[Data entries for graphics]
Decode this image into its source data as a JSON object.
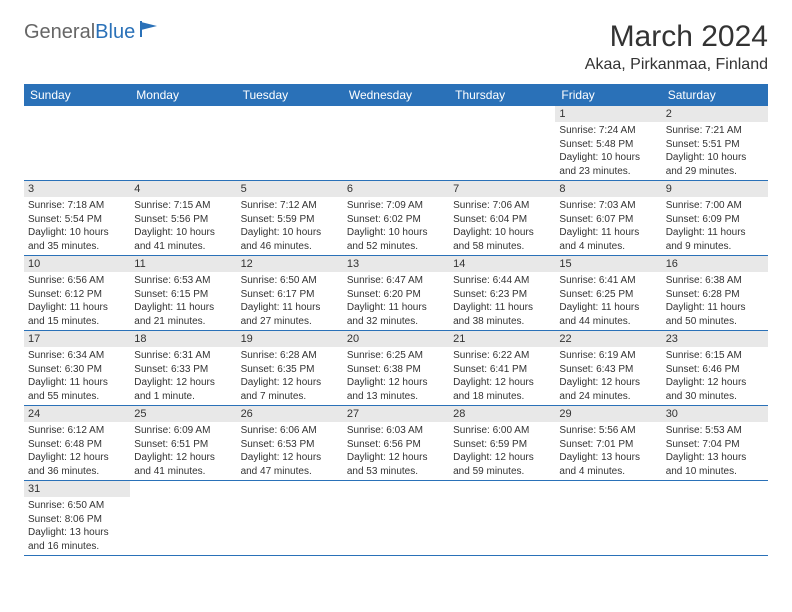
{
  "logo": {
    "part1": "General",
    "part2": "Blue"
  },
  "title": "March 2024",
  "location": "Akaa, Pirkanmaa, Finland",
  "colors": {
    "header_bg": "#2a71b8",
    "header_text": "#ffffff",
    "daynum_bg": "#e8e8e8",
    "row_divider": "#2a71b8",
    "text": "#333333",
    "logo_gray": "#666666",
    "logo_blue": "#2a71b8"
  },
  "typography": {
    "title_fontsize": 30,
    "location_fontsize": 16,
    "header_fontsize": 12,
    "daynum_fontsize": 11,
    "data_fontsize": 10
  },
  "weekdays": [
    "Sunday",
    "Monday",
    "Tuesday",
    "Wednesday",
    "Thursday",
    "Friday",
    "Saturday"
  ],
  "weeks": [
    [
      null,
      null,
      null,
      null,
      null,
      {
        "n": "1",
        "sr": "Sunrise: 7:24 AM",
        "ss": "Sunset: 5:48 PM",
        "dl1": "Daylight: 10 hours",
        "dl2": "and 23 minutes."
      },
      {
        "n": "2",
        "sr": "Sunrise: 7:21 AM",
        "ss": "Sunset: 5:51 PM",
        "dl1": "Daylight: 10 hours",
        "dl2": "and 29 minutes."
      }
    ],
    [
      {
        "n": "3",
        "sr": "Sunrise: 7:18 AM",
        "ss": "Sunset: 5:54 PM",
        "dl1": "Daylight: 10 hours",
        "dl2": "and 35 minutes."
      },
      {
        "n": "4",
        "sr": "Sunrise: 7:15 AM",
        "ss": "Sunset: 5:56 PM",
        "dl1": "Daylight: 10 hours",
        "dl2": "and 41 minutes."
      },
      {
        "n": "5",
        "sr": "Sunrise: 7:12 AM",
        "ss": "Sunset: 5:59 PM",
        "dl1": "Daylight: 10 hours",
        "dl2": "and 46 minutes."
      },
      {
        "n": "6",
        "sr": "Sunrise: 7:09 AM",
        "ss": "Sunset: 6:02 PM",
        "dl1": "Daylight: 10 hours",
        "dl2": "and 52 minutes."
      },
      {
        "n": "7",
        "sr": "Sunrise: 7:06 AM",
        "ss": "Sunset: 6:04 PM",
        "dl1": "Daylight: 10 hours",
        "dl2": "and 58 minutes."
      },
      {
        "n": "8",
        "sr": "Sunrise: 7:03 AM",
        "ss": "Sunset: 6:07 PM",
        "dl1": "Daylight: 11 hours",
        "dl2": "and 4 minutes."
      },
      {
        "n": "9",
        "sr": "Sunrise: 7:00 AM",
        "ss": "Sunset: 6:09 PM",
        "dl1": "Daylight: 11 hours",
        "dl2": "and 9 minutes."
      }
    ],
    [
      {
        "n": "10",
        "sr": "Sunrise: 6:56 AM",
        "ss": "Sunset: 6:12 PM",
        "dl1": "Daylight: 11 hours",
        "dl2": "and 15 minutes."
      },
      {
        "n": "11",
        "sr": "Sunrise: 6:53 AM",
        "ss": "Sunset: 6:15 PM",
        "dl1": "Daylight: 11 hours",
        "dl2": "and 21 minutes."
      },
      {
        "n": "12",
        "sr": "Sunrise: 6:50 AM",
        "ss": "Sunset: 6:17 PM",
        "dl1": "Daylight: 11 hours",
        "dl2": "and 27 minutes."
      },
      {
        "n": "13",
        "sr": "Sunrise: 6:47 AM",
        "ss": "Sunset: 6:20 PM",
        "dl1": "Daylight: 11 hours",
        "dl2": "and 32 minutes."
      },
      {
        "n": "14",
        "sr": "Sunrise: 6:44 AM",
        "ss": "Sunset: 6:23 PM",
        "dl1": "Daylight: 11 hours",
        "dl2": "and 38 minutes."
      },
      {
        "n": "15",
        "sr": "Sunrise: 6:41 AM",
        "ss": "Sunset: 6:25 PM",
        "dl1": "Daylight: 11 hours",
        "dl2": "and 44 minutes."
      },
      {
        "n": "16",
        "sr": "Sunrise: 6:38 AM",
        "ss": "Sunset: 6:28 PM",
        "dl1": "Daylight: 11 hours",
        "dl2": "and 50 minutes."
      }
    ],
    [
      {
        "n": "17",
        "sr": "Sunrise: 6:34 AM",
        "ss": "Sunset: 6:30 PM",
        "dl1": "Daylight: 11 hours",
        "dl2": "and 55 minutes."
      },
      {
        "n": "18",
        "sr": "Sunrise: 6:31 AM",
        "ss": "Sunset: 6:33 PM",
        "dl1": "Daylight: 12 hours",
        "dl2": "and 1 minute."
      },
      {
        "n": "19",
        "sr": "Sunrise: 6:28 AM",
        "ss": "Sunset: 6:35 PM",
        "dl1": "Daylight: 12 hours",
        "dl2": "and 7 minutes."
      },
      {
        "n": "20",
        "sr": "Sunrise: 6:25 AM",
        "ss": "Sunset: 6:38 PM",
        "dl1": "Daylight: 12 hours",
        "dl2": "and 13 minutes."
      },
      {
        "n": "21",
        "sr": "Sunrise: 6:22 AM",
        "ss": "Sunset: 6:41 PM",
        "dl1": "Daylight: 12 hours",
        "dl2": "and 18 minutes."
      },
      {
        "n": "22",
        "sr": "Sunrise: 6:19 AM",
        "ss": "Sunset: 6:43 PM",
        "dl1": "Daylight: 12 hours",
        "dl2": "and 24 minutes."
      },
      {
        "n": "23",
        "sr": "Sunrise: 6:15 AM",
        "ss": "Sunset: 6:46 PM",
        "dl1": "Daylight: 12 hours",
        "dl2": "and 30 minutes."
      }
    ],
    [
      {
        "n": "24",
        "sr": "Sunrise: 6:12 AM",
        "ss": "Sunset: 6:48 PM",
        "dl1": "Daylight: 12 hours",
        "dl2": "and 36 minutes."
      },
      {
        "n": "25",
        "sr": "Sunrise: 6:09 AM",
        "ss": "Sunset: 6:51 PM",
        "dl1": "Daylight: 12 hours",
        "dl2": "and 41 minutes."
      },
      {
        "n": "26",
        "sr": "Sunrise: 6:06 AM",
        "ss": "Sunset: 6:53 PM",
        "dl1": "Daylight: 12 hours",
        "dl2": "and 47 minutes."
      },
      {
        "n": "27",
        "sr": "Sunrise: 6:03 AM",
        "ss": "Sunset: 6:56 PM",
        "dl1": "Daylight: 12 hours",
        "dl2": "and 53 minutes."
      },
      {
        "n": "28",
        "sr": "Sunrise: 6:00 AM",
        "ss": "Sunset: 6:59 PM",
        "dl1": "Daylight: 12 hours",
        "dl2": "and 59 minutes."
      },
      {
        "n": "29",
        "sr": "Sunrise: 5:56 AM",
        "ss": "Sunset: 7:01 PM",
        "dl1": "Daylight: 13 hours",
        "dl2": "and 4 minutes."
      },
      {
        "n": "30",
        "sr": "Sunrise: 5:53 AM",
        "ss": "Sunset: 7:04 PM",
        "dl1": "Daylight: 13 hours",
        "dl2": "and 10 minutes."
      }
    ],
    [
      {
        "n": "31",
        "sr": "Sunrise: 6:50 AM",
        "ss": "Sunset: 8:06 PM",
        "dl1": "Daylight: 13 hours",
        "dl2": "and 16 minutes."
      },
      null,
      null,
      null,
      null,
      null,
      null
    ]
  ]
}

--

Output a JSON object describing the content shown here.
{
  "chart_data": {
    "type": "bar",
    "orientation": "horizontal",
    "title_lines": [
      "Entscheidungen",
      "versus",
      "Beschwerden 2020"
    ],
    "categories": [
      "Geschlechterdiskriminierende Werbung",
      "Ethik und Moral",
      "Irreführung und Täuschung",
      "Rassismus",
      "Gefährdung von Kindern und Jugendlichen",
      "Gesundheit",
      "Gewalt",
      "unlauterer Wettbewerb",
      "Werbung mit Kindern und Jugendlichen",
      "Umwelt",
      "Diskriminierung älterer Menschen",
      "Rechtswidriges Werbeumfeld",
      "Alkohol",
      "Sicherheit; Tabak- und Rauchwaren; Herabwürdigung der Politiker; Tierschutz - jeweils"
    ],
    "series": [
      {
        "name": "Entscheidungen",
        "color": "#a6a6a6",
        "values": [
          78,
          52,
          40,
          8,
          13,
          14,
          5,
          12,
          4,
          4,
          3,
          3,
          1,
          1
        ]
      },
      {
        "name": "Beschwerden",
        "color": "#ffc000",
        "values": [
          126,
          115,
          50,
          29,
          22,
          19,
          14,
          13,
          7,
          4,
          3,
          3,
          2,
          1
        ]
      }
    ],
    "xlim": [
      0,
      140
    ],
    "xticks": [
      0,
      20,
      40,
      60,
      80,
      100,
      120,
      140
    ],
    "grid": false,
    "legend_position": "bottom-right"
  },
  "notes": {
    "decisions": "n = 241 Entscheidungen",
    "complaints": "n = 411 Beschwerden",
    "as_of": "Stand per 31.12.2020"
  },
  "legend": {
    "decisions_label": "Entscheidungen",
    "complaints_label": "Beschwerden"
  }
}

- [Goal of the exercise]: Copy every line above that holds the word "Kindern".

- [Answer to the exercise]:
      "Gefährdung von Kindern und Jugendlichen",
      "Werbung mit Kindern und Jugendlichen",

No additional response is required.